Set down all of the data exactly as it appears.

── Input rows ──

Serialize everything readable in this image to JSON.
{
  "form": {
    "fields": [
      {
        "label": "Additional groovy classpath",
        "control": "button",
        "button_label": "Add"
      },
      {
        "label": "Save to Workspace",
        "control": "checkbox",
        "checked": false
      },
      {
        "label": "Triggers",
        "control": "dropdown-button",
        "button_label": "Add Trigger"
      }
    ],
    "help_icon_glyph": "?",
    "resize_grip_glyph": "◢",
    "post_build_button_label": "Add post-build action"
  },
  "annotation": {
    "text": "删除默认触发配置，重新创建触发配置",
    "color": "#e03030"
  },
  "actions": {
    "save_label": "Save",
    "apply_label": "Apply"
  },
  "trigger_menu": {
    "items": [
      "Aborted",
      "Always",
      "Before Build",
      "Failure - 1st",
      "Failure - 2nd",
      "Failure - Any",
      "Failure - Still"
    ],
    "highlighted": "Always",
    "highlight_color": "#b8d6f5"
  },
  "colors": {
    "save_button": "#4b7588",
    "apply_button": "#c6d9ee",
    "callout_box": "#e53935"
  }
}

───

» Solution
Serialize everything readable in this image to JSON.
{
  "form": {
    "fields": [
      {
        "label": "Additional groovy classpath",
        "control": "button",
        "button_label": "Add"
      },
      {
        "label": "Save to Workspace",
        "control": "checkbox",
        "checked": false
      },
      {
        "label": "Triggers",
        "control": "dropdown-button",
        "button_label": "Add Trigger"
      }
    ],
    "help_icon_glyph": "?",
    "resize_grip_glyph": "◢",
    "post_build_button_label": "Add post-build action"
  },
  "annotation": {
    "text": "删除默认触发配置，重新创建触发配置",
    "color": "#e03030"
  },
  "actions": {
    "save_label": "Save",
    "apply_label": "Apply"
  },
  "trigger_menu": {
    "items": [
      "Aborted",
      "Always",
      "Before Build",
      "Failure - 1st",
      "Failure - 2nd",
      "Failure - Any",
      "Failure - Still"
    ],
    "highlighted": "Always",
    "highlight_color": "#b8d6f5"
  },
  "colors": {
    "save_button": "#4b7588",
    "apply_button": "#c6d9ee",
    "callout_box": "#e53935"
  }
}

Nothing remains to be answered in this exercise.